*Required task:* Copy each line in the data that includes the word "Broil".

*Data records:*
▼
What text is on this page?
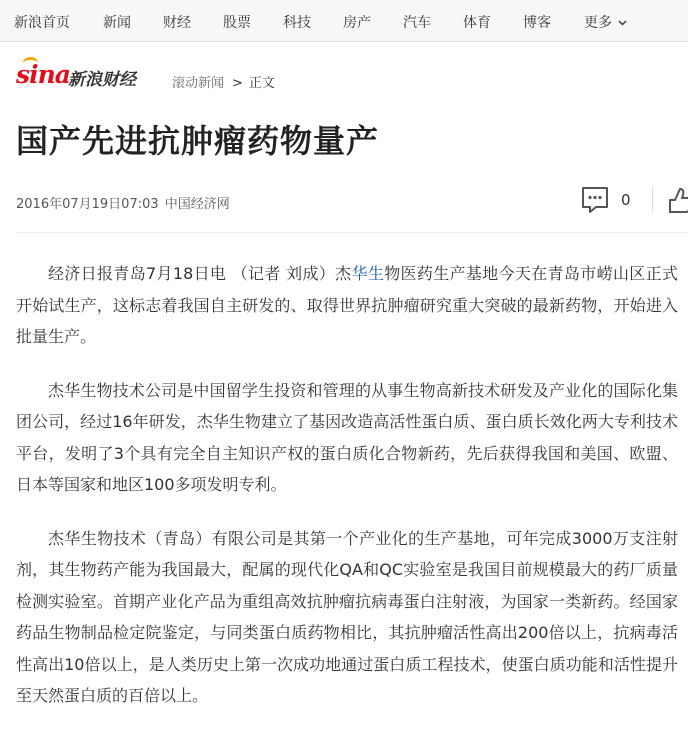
新浪首页 新闻 财经 股票 科技 房产 汽车 体育 博客 更多
sina
新浪财经	滚动新闻 > 正文
国产先进抗肿瘤药物量产
2016年07月19日07:03 中国经济网	0

经济日报青岛7月18日电 （记者 刘成）杰华生物医药生产基地今天在青岛市崂山区正式开始试生产，这标志着我国自主研发的、取得世界抗肿瘤研究重大突破的最新药物，开始进入批量生产。

杰华生物技术公司是中国留学生投资和管理的从事生物高新技术研发及产业化的国际化集团公司，经过16年研发，杰华生物建立了基因改造高活性蛋白质、蛋白质长效化两大专利技术平台，发明了3个具有完全自主知识产权的蛋白质化合物新药，先后获得我国和美国、欧盟、日本等国家和地区100多项发明专利。

杰华生物技术（青岛）有限公司是其第一个产业化的生产基地，可年完成3000万支注射剂，其生物药产能为我国最大，配属的现代化QA和QC实验室是我国目前规模最大的药厂质量检测实验室。首期产业化产品为重组高效抗肿瘤抗病毒蛋白注射液，为国家一类新药。经国家药品生物制品检定院鉴定，与同类蛋白质药物相比，其抗肿瘤活性高出200倍以上，抗病毒活性高出10倍以上，是人类历史上第一次成功地通过蛋白质工程技术，使蛋白质功能和活性提升至天然蛋白质的百倍以上。
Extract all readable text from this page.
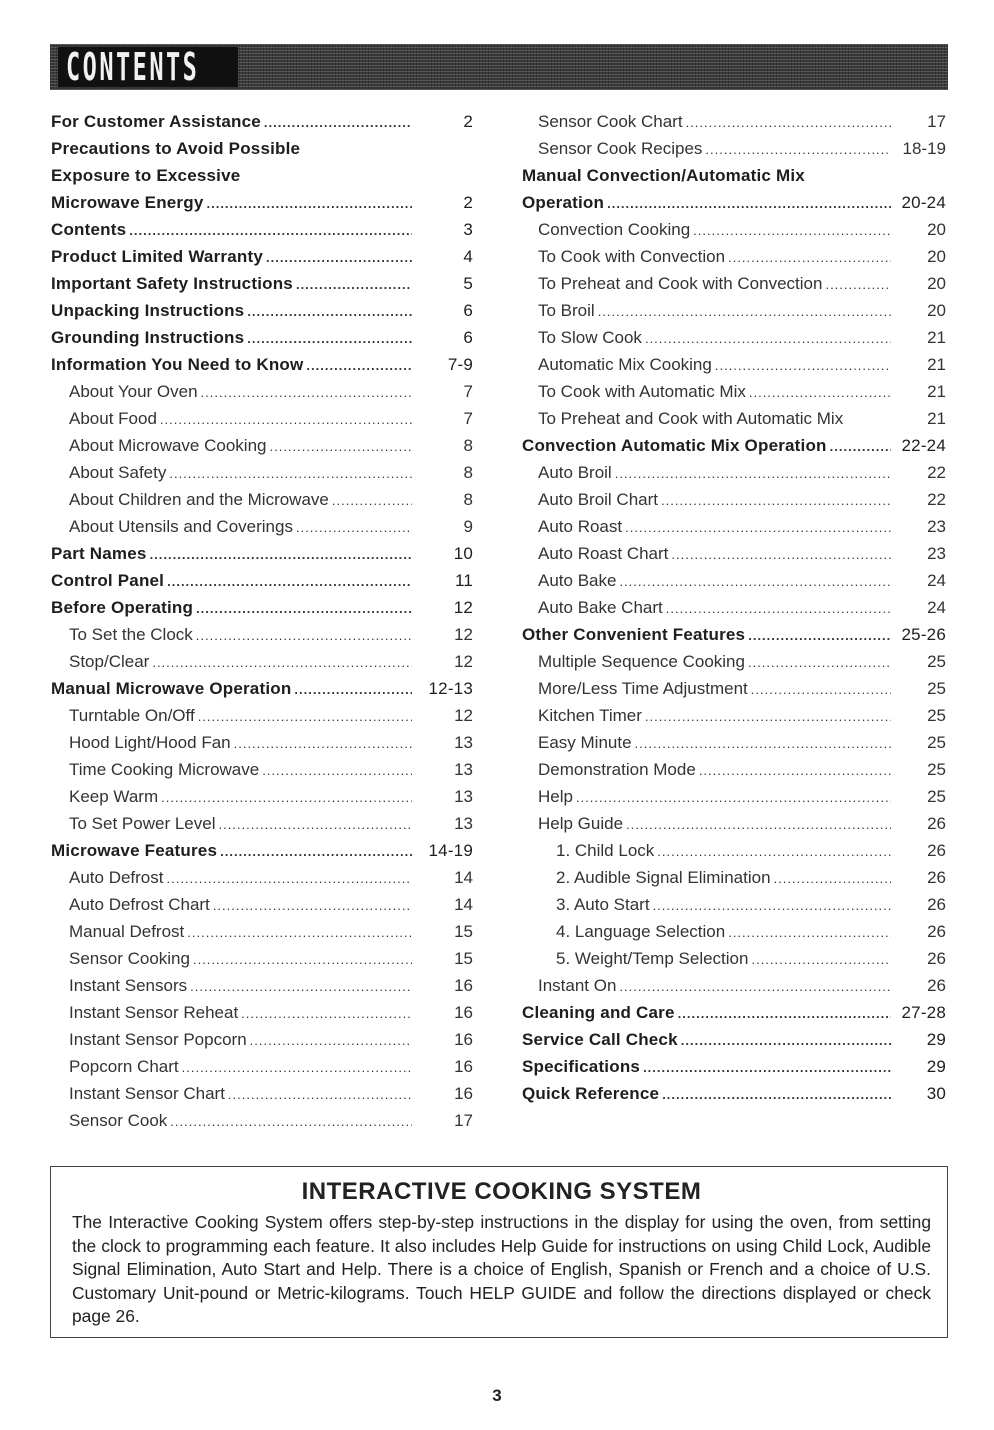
CONTENTS
For Customer Assistance .....	2
Precautions to Avoid Possible
Exposure to Excessive
Microwave Energy .....	2
Contents .....	3
Product Limited Warranty .....	4
Important Safety Instructions .....	5
Unpacking Instructions .....	6
Grounding Instructions .....	6
Information You Need to Know .....	7-9
About Your Oven .....	7
About Food .....	7
About Microwave Cooking .....	8
About Safety .....	8
About Children and the Microwave .....	8
About Utensils and Coverings .....	9
Part Names .....	10
Control Panel .....	11
Before Operating .....	12
To Set the Clock .....	12
Stop/Clear .....	12
Manual Microwave Operation .....	12-13
Turntable On/Off .....	12
Hood Light/Hood Fan .....	13
Time Cooking Microwave .....	13
Keep Warm .....	13
To Set Power Level .....	13
Microwave Features .....	14-19
Auto Defrost .....	14
Auto Defrost Chart .....	14
Manual Defrost .....	15
Sensor Cooking .....	15
Instant Sensors .....	16
Instant Sensor Reheat .....	16
Instant Sensor Popcorn .....	16
Popcorn Chart .....	16
Instant Sensor Chart .....	16
Sensor Cook .....	17
Sensor Cook Chart .....	17
Sensor Cook Recipes .....	18-19
Manual Convection/Automatic Mix
Operation .....	20-24
Convection Cooking .....	20
To Cook with Convection .....	20
To Preheat and Cook with Convection .....	20
To Broil .....	20
To Slow Cook .....	21
Automatic Mix Cooking .....	21
To Cook with Automatic Mix .....	21
To Preheat and Cook with Automatic Mix	21
Convection Automatic Mix Operation .....	22-24
Auto Broil .....	22
Auto Broil Chart .....	22
Auto Roast .....	23
Auto Roast Chart .....	23
Auto Bake .....	24
Auto Bake Chart .....	24
Other Convenient Features .....	25-26
Multiple Sequence Cooking .....	25
More/Less Time Adjustment .....	25
Kitchen Timer .....	25
Easy Minute .....	25
Demonstration Mode .....	25
Help .....	25
Help Guide .....	26
1. Child Lock .....	26
2. Audible Signal Elimination .....	26
3. Auto Start .....	26
4. Language Selection .....	26
5. Weight/Temp Selection .....	26
Instant On .....	26
Cleaning and Care .....	27-28
Service Call Check .....	29
Specifications .....	29
Quick Reference .....	30
INTERACTIVE COOKING SYSTEM

The Interactive Cooking System offers step-by-step instructions in the display for using the oven, from setting the clock to programming each feature. It also includes Help Guide for instructions on using Child Lock, Audible Signal Elimination, Auto Start and Help. There is a choice of English, Spanish or French and a choice of U.S. Customary Unit-pound or Metric-kilograms. Touch HELP GUIDE and follow the directions displayed or check page 26.

3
▲
*Response to the exercise:*
To Broil .....	20
Auto Broil .....	22
Auto Broil Chart .....	22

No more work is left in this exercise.